(Saved entries)
* * * * *

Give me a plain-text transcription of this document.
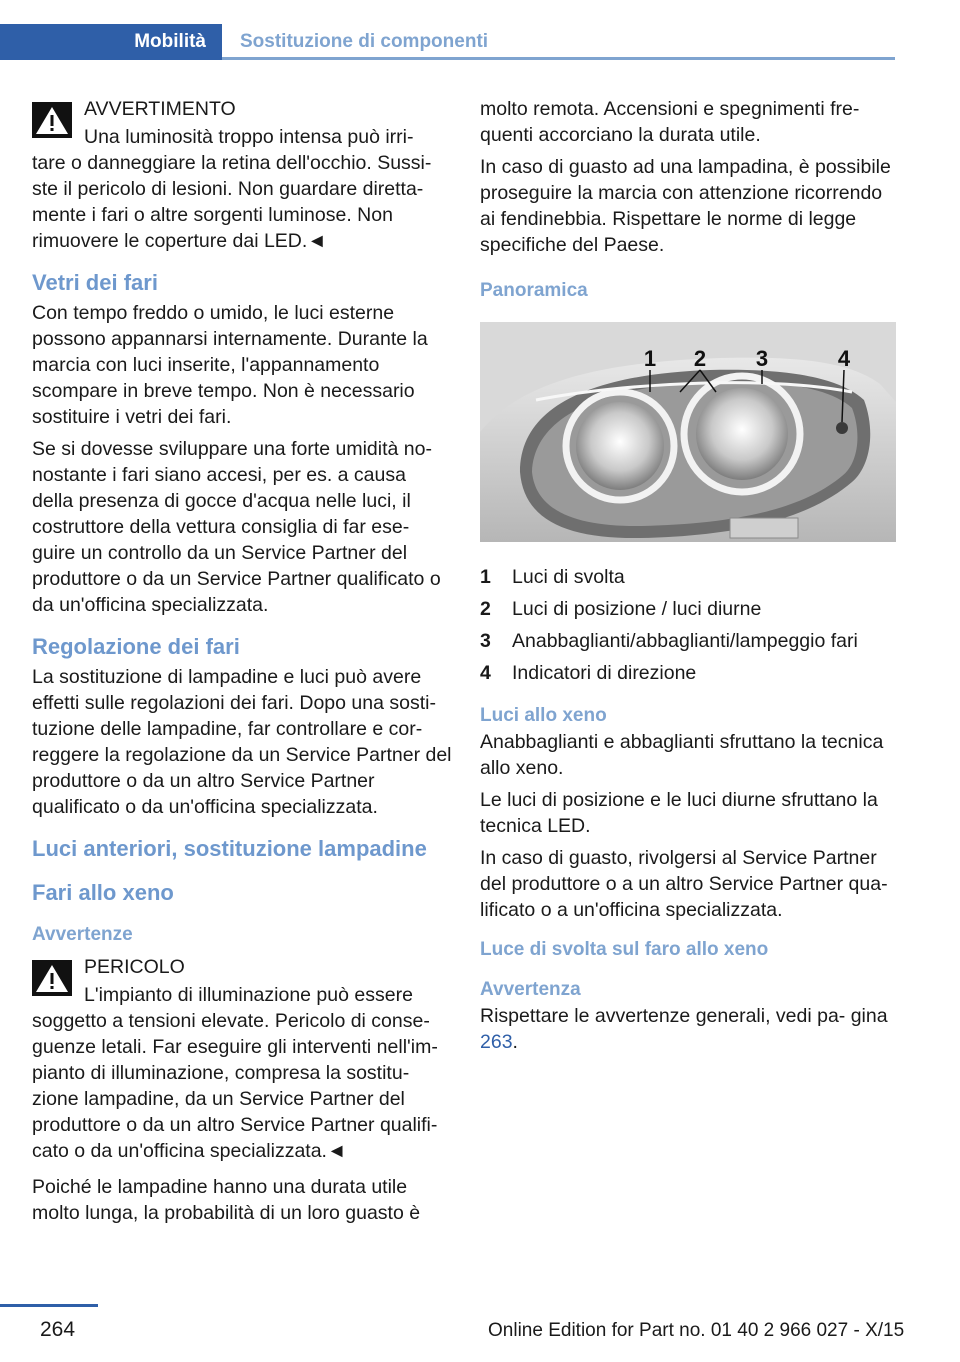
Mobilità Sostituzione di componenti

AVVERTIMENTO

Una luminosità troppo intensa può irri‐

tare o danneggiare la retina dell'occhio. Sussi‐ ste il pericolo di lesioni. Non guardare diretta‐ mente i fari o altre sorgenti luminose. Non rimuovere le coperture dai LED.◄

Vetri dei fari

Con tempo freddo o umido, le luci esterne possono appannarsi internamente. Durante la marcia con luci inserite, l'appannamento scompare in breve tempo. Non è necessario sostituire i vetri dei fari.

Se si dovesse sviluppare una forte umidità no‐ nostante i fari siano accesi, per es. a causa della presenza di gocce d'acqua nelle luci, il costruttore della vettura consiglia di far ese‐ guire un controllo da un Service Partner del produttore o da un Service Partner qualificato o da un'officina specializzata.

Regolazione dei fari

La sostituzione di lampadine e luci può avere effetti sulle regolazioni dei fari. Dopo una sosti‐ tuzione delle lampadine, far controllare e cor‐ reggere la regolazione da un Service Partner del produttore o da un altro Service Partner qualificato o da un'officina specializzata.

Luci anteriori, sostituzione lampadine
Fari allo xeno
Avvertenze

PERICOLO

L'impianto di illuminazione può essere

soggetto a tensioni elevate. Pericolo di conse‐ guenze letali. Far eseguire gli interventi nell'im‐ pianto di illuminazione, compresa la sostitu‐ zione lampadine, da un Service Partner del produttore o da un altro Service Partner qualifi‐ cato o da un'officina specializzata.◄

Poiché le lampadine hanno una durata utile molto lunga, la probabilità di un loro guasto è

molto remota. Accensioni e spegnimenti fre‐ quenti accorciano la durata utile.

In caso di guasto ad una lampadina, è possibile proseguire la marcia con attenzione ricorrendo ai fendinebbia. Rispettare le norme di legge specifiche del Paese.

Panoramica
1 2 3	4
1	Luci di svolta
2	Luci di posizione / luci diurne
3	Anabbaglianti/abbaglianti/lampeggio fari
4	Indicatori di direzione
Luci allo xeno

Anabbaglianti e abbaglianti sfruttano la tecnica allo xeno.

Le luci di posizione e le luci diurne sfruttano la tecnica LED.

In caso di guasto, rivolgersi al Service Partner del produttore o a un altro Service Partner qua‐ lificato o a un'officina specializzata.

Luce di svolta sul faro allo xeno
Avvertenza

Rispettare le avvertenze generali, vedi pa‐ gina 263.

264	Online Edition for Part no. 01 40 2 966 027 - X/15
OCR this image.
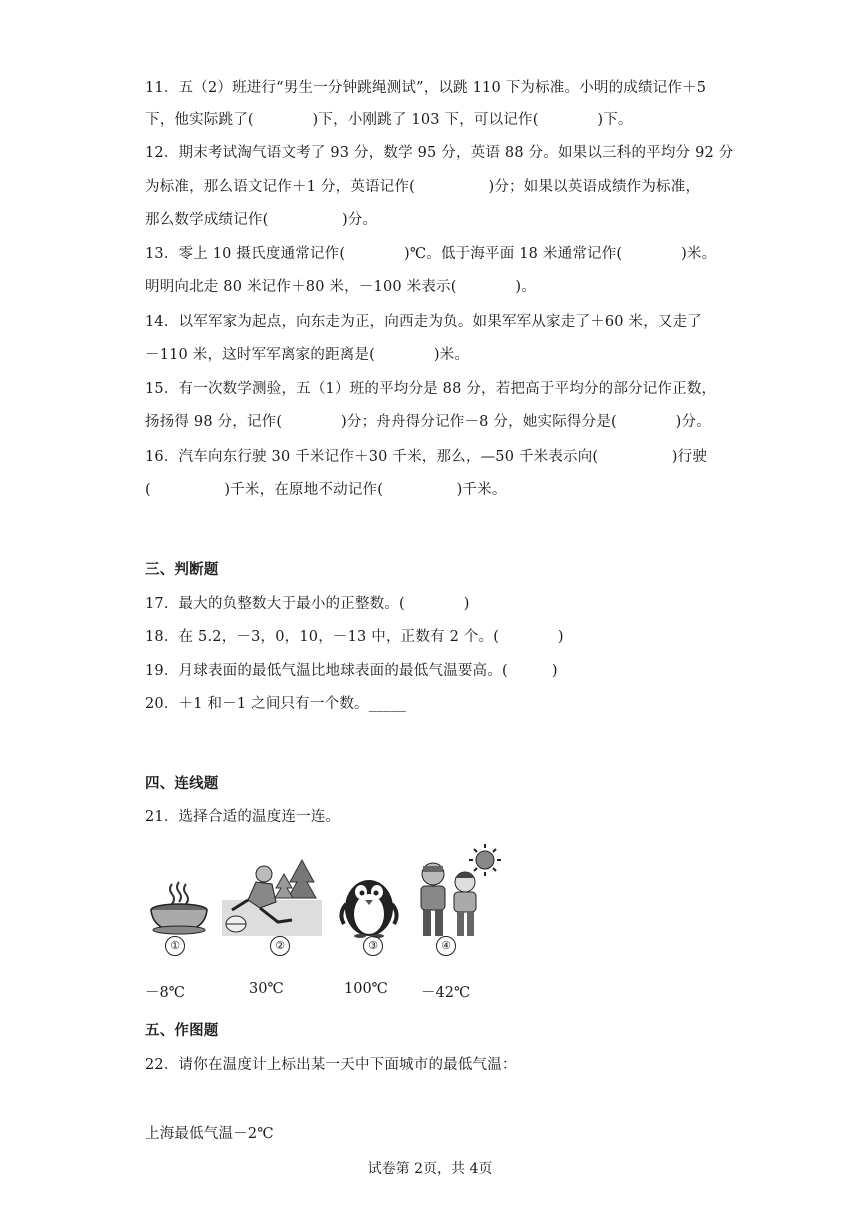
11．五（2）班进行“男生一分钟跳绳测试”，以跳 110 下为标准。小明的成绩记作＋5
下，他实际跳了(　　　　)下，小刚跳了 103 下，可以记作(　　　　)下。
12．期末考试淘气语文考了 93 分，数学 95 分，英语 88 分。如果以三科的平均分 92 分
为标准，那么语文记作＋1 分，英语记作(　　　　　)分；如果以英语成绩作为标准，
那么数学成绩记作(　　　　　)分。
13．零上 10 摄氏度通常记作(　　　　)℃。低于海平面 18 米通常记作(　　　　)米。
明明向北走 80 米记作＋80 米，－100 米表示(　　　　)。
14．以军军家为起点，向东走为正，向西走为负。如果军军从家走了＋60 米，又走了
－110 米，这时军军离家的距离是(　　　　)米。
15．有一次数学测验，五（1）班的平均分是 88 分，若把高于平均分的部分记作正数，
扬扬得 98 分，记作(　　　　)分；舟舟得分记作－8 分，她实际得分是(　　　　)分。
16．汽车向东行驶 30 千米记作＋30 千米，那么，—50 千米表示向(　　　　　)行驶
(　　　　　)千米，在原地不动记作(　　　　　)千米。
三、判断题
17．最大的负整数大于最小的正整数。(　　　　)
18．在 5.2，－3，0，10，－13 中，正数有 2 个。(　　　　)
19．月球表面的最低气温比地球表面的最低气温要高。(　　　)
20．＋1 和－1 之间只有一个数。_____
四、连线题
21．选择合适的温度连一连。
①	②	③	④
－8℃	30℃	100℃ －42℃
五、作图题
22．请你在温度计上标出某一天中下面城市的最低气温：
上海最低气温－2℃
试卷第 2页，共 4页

* * * * *

### [Objective]
List all lines above in which the string "guasto" appears.

### [In response]
Poiché le lampadine hanno una durata utile molto lunga, la probabilità di un loro guasto è
In caso di guasto ad una lampadina, è possibile proseguire la marcia con attenzione ricorrendo ai fendinebbia. Rispettare le norme di legge specifiche del Paese.
In caso di guasto, rivolgersi al Service Partner del produttore o a un altro Service Partner qua‐ lificato o a un'officina specializzata.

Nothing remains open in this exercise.